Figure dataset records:
>> START
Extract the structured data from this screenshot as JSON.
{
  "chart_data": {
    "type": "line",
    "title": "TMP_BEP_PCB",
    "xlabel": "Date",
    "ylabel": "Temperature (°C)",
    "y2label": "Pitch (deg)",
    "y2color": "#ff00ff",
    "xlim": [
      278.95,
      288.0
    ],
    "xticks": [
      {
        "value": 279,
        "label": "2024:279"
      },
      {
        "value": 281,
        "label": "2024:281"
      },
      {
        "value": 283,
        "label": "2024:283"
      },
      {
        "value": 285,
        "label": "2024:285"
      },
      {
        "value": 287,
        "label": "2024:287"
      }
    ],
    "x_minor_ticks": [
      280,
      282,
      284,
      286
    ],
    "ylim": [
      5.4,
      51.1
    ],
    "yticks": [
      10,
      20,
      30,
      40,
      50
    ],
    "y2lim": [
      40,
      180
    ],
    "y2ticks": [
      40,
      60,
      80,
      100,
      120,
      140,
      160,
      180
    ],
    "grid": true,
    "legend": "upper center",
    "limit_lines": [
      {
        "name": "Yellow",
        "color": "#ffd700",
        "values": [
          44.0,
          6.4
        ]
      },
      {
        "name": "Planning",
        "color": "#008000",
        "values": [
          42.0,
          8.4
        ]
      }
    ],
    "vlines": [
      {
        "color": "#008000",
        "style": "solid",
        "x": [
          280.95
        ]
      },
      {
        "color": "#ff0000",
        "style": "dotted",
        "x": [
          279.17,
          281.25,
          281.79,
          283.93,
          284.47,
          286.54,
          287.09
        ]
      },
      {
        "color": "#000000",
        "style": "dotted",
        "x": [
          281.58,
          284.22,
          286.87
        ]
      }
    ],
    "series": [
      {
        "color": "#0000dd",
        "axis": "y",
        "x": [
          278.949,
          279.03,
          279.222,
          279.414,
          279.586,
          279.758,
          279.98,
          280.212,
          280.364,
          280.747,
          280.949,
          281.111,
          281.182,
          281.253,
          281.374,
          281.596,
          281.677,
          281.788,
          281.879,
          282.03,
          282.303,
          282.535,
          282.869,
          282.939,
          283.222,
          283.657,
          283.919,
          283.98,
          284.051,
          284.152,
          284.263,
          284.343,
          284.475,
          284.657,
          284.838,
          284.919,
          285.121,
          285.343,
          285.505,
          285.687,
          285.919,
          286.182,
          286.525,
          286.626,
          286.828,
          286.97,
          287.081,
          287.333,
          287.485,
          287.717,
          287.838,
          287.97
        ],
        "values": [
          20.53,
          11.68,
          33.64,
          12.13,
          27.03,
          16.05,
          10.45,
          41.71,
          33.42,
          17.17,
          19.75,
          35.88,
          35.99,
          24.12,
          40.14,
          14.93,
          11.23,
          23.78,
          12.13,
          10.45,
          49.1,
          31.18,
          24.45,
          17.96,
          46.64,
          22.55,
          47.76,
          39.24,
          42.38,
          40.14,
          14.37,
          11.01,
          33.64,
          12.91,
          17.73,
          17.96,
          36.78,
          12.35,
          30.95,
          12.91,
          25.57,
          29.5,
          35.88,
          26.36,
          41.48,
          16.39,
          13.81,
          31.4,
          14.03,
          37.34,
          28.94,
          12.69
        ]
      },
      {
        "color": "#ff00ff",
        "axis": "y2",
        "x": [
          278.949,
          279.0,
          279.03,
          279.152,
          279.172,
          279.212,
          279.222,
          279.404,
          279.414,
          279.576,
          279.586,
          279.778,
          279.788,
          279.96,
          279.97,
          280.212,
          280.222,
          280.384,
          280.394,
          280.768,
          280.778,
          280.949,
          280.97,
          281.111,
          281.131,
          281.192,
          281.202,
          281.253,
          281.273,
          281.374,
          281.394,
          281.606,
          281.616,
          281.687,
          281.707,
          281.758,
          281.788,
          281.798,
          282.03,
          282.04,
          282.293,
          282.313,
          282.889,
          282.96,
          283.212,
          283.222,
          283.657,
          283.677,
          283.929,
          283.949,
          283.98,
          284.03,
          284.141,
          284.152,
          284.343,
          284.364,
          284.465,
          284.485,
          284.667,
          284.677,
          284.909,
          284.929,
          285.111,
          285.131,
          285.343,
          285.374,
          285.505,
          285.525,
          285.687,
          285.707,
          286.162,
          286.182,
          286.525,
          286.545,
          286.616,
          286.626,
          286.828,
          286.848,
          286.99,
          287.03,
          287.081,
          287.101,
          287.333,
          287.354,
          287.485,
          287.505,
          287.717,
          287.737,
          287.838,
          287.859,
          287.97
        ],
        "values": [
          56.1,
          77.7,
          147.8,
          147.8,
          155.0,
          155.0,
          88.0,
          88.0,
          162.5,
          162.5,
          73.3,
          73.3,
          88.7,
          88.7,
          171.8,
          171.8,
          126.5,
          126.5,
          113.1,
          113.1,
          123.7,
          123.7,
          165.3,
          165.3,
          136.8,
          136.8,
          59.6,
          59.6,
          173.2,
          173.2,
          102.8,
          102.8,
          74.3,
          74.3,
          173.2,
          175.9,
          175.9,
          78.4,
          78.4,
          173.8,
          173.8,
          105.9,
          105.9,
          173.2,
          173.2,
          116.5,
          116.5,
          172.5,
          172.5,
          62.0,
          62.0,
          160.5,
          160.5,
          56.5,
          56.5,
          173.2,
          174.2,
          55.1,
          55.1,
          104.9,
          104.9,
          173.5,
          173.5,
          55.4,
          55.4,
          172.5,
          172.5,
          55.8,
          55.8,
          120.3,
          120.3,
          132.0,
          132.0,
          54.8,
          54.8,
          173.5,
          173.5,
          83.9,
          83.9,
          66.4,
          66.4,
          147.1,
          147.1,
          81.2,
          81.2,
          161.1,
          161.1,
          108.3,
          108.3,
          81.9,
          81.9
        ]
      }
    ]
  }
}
>> END
## WRITTEN INSTRUCTION
Return every line of the material exactly.

## THE OUTPUT
Extract the structured data from this screenshot as JSON.
{
  "chart_data": {
    "type": "line",
    "title": "TMP_BEP_PCB",
    "xlabel": "Date",
    "ylabel": "Temperature (°C)",
    "y2label": "Pitch (deg)",
    "y2color": "#ff00ff",
    "xlim": [
      278.95,
      288.0
    ],
    "xticks": [
      {
        "value": 279,
        "label": "2024:279"
      },
      {
        "value": 281,
        "label": "2024:281"
      },
      {
        "value": 283,
        "label": "2024:283"
      },
      {
        "value": 285,
        "label": "2024:285"
      },
      {
        "value": 287,
        "label": "2024:287"
      }
    ],
    "x_minor_ticks": [
      280,
      282,
      284,
      286
    ],
    "ylim": [
      5.4,
      51.1
    ],
    "yticks": [
      10,
      20,
      30,
      40,
      50
    ],
    "y2lim": [
      40,
      180
    ],
    "y2ticks": [
      40,
      60,
      80,
      100,
      120,
      140,
      160,
      180
    ],
    "grid": true,
    "legend": "upper center",
    "limit_lines": [
      {
        "name": "Yellow",
        "color": "#ffd700",
        "values": [
          44.0,
          6.4
        ]
      },
      {
        "name": "Planning",
        "color": "#008000",
        "values": [
          42.0,
          8.4
        ]
      }
    ],
    "vlines": [
      {
        "color": "#008000",
        "style": "solid",
        "x": [
          280.95
        ]
      },
      {
        "color": "#ff0000",
        "style": "dotted",
        "x": [
          279.17,
          281.25,
          281.79,
          283.93,
          284.47,
          286.54,
          287.09
        ]
      },
      {
        "color": "#000000",
        "style": "dotted",
        "x": [
          281.58,
          284.22,
          286.87
        ]
      }
    ],
    "series": [
      {
        "color": "#0000dd",
        "axis": "y",
        "x": [
          278.949,
          279.03,
          279.222,
          279.414,
          279.586,
          279.758,
          279.98,
          280.212,
          280.364,
          280.747,
          280.949,
          281.111,
          281.182,
          281.253,
          281.374,
          281.596,
          281.677,
          281.788,
          281.879,
          282.03,
          282.303,
          282.535,
          282.869,
          282.939,
          283.222,
          283.657,
          283.919,
          283.98,
          284.051,
          284.152,
          284.263,
          284.343,
          284.475,
          284.657,
          284.838,
          284.919,
          285.121,
          285.343,
          285.505,
          285.687,
          285.919,
          286.182,
          286.525,
          286.626,
          286.828,
          286.97,
          287.081,
          287.333,
          287.485,
          287.717,
          287.838,
          287.97
        ],
        "values": [
          20.53,
          11.68,
          33.64,
          12.13,
          27.03,
          16.05,
          10.45,
          41.71,
          33.42,
          17.17,
          19.75,
          35.88,
          35.99,
          24.12,
          40.14,
          14.93,
          11.23,
          23.78,
          12.13,
          10.45,
          49.1,
          31.18,
          24.45,
          17.96,
          46.64,
          22.55,
          47.76,
          39.24,
          42.38,
          40.14,
          14.37,
          11.01,
          33.64,
          12.91,
          17.73,
          17.96,
          36.78,
          12.35,
          30.95,
          12.91,
          25.57,
          29.5,
          35.88,
          26.36,
          41.48,
          16.39,
          13.81,
          31.4,
          14.03,
          37.34,
          28.94,
          12.69
        ]
      },
      {
        "color": "#ff00ff",
        "axis": "y2",
        "x": [
          278.949,
          279.0,
          279.03,
          279.152,
          279.172,
          279.212,
          279.222,
          279.404,
          279.414,
          279.576,
          279.586,
          279.778,
          279.788,
          279.96,
          279.97,
          280.212,
          280.222,
          280.384,
          280.394,
          280.768,
          280.778,
          280.949,
          280.97,
          281.111,
          281.131,
          281.192,
          281.202,
          281.253,
          281.273,
          281.374,
          281.394,
          281.606,
          281.616,
          281.687,
          281.707,
          281.758,
          281.788,
          281.798,
          282.03,
          282.04,
          282.293,
          282.313,
          282.889,
          282.96,
          283.212,
          283.222,
          283.657,
          283.677,
          283.929,
          283.949,
          283.98,
          284.03,
          284.141,
          284.152,
          284.343,
          284.364,
          284.465,
          284.485,
          284.667,
          284.677,
          284.909,
          284.929,
          285.111,
          285.131,
          285.343,
          285.374,
          285.505,
          285.525,
          285.687,
          285.707,
          286.162,
          286.182,
          286.525,
          286.545,
          286.616,
          286.626,
          286.828,
          286.848,
          286.99,
          287.03,
          287.081,
          287.101,
          287.333,
          287.354,
          287.485,
          287.505,
          287.717,
          287.737,
          287.838,
          287.859,
          287.97
        ],
        "values": [
          56.1,
          77.7,
          147.8,
          147.8,
          155.0,
          155.0,
          88.0,
          88.0,
          162.5,
          162.5,
          73.3,
          73.3,
          88.7,
          88.7,
          171.8,
          171.8,
          126.5,
          126.5,
          113.1,
          113.1,
          123.7,
          123.7,
          165.3,
          165.3,
          136.8,
          136.8,
          59.6,
          59.6,
          173.2,
          173.2,
          102.8,
          102.8,
          74.3,
          74.3,
          173.2,
          175.9,
          175.9,
          78.4,
          78.4,
          173.8,
          173.8,
          105.9,
          105.9,
          173.2,
          173.2,
          116.5,
          116.5,
          172.5,
          172.5,
          62.0,
          62.0,
          160.5,
          160.5,
          56.5,
          56.5,
          173.2,
          174.2,
          55.1,
          55.1,
          104.9,
          104.9,
          173.5,
          173.5,
          55.4,
          55.4,
          172.5,
          172.5,
          55.8,
          55.8,
          120.3,
          120.3,
          132.0,
          132.0,
          54.8,
          54.8,
          173.5,
          173.5,
          83.9,
          83.9,
          66.4,
          66.4,
          147.1,
          147.1,
          81.2,
          81.2,
          161.1,
          161.1,
          108.3,
          108.3,
          81.9,
          81.9
        ]
      }
    ]
  }
}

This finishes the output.